Objective: Make an exact copy of the listing below.

The data:
/---
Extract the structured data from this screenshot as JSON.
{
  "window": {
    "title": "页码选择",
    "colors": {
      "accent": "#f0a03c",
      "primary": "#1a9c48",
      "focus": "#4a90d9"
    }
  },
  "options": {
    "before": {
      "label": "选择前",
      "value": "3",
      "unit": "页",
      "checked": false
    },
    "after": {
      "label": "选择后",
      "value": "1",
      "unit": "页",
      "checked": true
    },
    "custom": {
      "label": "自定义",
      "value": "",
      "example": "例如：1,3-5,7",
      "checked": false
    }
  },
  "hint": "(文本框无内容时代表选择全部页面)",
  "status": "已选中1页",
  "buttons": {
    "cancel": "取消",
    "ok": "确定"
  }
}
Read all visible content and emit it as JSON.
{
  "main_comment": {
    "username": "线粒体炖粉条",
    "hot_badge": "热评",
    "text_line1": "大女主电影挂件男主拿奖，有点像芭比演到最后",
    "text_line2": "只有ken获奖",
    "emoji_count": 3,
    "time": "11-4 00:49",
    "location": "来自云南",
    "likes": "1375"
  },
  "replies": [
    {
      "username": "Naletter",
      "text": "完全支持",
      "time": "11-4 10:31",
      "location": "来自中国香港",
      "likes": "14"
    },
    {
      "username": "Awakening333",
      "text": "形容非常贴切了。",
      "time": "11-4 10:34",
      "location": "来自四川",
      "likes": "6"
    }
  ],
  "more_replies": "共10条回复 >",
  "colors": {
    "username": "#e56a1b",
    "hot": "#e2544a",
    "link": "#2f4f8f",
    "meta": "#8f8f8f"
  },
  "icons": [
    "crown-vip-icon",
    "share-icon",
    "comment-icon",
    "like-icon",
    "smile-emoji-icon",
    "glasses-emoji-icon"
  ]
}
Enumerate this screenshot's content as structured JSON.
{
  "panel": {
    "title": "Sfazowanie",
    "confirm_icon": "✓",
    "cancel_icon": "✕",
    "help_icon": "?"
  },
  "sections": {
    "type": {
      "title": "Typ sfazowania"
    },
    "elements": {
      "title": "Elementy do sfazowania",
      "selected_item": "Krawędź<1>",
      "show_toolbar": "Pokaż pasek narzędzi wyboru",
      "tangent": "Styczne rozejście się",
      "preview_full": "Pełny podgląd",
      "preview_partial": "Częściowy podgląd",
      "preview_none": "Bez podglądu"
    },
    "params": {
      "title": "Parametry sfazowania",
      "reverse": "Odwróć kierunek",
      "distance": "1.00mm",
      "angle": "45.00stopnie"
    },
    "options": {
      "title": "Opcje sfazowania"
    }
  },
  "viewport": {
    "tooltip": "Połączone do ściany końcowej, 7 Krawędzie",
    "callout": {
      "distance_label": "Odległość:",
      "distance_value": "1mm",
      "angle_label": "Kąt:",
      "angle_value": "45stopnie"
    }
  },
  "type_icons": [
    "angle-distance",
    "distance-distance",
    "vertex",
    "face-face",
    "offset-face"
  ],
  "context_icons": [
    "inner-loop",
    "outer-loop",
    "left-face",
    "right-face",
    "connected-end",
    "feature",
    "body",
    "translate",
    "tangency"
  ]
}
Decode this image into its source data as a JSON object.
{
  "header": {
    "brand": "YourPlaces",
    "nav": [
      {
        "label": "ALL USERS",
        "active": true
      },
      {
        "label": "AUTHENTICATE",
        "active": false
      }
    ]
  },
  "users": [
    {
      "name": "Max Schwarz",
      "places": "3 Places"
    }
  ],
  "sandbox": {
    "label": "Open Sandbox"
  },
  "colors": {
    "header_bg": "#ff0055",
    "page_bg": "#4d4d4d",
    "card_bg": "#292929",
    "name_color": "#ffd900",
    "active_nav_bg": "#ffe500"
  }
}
\---
Response to this task:
Extract the structured data from this screenshot as JSON.
{
  "window": {
    "title": "页码选择",
    "colors": {
      "accent": "#f0a03c",
      "primary": "#1a9c48",
      "focus": "#4a90d9"
    }
  },
  "options": {
    "before": {
      "label": "选择前",
      "value": "3",
      "unit": "页",
      "checked": false
    },
    "after": {
      "label": "选择后",
      "value": "1",
      "unit": "页",
      "checked": true
    },
    "custom": {
      "label": "自定义",
      "value": "",
      "example": "例如：1,3-5,7",
      "checked": false
    }
  },
  "hint": "(文本框无内容时代表选择全部页面)",
  "status": "已选中1页",
  "buttons": {
    "cancel": "取消",
    "ok": "确定"
  }
}
Read all visible content and emit it as JSON.
{
  "main_comment": {
    "username": "线粒体炖粉条",
    "hot_badge": "热评",
    "text_line1": "大女主电影挂件男主拿奖，有点像芭比演到最后",
    "text_line2": "只有ken获奖",
    "emoji_count": 3,
    "time": "11-4 00:49",
    "location": "来自云南",
    "likes": "1375"
  },
  "replies": [
    {
      "username": "Naletter",
      "text": "完全支持",
      "time": "11-4 10:31",
      "location": "来自中国香港",
      "likes": "14"
    },
    {
      "username": "Awakening333",
      "text": "形容非常贴切了。",
      "time": "11-4 10:34",
      "location": "来自四川",
      "likes": "6"
    }
  ],
  "more_replies": "共10条回复 >",
  "colors": {
    "username": "#e56a1b",
    "hot": "#e2544a",
    "link": "#2f4f8f",
    "meta": "#8f8f8f"
  },
  "icons": [
    "crown-vip-icon",
    "share-icon",
    "comment-icon",
    "like-icon",
    "smile-emoji-icon",
    "glasses-emoji-icon"
  ]
}
Enumerate this screenshot's content as structured JSON.
{
  "panel": {
    "title": "Sfazowanie",
    "confirm_icon": "✓",
    "cancel_icon": "✕",
    "help_icon": "?"
  },
  "sections": {
    "type": {
      "title": "Typ sfazowania"
    },
    "elements": {
      "title": "Elementy do sfazowania",
      "selected_item": "Krawędź<1>",
      "show_toolbar": "Pokaż pasek narzędzi wyboru",
      "tangent": "Styczne rozejście się",
      "preview_full": "Pełny podgląd",
      "preview_partial": "Częściowy podgląd",
      "preview_none": "Bez podglądu"
    },
    "params": {
      "title": "Parametry sfazowania",
      "reverse": "Odwróć kierunek",
      "distance": "1.00mm",
      "angle": "45.00stopnie"
    },
    "options": {
      "title": "Opcje sfazowania"
    }
  },
  "viewport": {
    "tooltip": "Połączone do ściany końcowej, 7 Krawędzie",
    "callout": {
      "distance_label": "Odległość:",
      "distance_value": "1mm",
      "angle_label": "Kąt:",
      "angle_value": "45stopnie"
    }
  },
  "type_icons": [
    "angle-distance",
    "distance-distance",
    "vertex",
    "face-face",
    "offset-face"
  ],
  "context_icons": [
    "inner-loop",
    "outer-loop",
    "left-face",
    "right-face",
    "connected-end",
    "feature",
    "body",
    "translate",
    "tangency"
  ]
}
Decode this image into its source data as a JSON object.
{
  "header": {
    "brand": "YourPlaces",
    "nav": [
      {
        "label": "ALL USERS",
        "active": true
      },
      {
        "label": "AUTHENTICATE",
        "active": false
      }
    ]
  },
  "users": [
    {
      "name": "Max Schwarz",
      "places": "3 Places"
    }
  ],
  "sandbox": {
    "label": "Open Sandbox"
  },
  "colors": {
    "header_bg": "#ff0055",
    "page_bg": "#4d4d4d",
    "card_bg": "#292929",
    "name_color": "#ffd900",
    "active_nav_bg": "#ffe500"
  }
}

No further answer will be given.